(Dataset entries)
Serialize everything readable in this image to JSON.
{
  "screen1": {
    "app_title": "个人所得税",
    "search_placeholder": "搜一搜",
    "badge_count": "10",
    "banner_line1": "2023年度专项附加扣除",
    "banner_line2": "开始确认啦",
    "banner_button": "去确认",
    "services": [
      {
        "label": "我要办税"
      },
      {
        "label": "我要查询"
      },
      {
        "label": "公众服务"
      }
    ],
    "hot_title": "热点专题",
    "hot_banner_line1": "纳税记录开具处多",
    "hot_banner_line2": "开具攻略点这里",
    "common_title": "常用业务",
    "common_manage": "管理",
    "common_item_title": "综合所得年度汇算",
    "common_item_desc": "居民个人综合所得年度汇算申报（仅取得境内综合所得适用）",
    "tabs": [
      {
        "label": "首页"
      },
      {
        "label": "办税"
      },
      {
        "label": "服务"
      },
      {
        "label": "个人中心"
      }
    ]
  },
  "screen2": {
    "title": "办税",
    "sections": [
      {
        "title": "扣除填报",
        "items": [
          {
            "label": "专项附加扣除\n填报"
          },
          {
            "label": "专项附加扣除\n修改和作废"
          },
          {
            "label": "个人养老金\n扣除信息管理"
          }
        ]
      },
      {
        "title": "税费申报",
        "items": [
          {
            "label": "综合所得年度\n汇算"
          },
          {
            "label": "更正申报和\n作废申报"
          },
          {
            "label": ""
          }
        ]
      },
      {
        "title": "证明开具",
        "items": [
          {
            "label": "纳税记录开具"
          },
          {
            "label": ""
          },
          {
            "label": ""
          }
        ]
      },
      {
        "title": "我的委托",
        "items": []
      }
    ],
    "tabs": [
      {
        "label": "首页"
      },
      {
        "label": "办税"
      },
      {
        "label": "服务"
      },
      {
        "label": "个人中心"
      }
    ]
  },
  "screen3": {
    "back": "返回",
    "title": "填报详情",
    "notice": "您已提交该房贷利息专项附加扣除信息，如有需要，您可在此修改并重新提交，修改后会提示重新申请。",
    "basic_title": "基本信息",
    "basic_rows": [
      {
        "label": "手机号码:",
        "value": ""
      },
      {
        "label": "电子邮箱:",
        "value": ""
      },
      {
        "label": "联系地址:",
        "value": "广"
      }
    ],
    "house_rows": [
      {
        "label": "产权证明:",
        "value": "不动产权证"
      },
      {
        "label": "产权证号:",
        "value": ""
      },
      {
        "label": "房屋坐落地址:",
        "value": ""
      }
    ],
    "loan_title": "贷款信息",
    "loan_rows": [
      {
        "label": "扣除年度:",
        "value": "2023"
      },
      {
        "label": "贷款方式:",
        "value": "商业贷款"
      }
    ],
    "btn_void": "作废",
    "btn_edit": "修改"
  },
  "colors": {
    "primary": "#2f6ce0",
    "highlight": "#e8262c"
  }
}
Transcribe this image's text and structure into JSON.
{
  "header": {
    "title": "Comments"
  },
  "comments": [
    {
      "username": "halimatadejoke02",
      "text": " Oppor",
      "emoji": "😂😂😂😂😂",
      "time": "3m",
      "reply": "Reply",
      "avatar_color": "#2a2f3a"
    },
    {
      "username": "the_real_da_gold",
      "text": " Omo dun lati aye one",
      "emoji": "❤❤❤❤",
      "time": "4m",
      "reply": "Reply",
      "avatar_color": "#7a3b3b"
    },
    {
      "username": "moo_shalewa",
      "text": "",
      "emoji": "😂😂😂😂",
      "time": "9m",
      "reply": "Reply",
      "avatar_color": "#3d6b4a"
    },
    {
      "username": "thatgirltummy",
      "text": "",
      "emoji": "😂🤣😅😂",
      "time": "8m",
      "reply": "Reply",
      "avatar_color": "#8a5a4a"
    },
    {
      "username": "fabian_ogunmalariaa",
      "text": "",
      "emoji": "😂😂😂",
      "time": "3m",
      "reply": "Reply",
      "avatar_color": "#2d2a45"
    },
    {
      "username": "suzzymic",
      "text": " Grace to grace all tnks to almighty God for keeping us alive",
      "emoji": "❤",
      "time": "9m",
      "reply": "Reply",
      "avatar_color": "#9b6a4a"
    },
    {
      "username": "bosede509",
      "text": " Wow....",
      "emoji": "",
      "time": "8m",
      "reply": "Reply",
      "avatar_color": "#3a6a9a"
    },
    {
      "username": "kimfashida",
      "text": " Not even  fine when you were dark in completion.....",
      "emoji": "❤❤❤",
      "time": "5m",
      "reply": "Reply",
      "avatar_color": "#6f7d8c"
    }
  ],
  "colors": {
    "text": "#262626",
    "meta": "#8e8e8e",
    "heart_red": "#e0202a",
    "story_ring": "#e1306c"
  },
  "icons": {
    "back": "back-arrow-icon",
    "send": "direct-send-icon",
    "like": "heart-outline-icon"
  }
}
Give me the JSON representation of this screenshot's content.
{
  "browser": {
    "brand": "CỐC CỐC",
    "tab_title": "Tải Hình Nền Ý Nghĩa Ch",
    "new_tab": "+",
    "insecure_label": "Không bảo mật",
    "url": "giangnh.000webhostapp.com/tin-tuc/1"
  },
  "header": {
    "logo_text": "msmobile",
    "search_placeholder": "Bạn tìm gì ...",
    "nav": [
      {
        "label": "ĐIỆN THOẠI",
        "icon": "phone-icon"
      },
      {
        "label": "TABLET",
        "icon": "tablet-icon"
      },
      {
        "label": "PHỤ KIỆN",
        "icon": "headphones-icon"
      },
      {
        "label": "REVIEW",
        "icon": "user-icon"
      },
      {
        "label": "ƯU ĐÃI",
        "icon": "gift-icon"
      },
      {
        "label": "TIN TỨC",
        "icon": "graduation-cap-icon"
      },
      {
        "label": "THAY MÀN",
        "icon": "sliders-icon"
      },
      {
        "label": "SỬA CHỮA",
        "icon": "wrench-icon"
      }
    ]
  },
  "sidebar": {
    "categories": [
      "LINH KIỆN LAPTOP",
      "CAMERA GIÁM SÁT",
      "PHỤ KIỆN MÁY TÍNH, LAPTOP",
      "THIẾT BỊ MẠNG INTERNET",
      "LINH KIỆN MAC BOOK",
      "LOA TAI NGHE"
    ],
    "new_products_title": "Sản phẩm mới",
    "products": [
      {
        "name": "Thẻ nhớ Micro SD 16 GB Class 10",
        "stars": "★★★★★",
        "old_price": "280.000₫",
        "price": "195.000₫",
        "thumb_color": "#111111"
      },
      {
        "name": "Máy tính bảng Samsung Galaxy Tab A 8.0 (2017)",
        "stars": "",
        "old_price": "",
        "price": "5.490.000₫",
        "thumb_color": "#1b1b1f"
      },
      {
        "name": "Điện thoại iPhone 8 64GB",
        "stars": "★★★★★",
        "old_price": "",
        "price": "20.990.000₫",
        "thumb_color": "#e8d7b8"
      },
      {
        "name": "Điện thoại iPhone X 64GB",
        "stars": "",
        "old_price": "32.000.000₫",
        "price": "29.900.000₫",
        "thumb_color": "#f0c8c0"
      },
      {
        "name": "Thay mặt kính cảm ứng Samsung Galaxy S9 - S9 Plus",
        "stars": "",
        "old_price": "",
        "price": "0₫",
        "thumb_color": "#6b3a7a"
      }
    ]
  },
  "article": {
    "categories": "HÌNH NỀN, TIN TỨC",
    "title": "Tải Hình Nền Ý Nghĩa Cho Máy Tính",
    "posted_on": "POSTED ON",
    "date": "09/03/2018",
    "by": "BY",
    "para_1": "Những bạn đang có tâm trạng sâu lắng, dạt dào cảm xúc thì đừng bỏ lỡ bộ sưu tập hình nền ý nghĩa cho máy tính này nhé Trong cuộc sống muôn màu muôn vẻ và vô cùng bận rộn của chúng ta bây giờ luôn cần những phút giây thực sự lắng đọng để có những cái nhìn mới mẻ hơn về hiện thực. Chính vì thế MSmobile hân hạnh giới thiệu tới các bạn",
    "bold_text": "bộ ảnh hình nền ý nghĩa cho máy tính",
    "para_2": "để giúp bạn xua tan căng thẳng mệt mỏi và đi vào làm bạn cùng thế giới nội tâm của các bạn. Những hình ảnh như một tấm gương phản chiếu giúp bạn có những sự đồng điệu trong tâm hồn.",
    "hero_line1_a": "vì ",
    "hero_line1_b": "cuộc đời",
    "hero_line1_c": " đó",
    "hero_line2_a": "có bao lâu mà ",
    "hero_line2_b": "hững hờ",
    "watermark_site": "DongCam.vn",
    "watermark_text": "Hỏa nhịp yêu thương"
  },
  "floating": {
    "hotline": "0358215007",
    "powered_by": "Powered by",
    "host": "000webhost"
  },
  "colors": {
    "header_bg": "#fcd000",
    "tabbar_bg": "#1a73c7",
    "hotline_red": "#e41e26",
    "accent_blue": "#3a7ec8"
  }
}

**JOB**
Show, from the listing above, each line that contains the word "username".

**FINAL RESULT**
      "username": "halimatadejoke02",
      "username": "the_real_da_gold",
      "username": "moo_shalewa",
      "username": "thatgirltummy",
      "username": "fabian_ogunmalariaa",
      "username": "suzzymic",
      "username": "bosede509",
      "username": "kimfashida",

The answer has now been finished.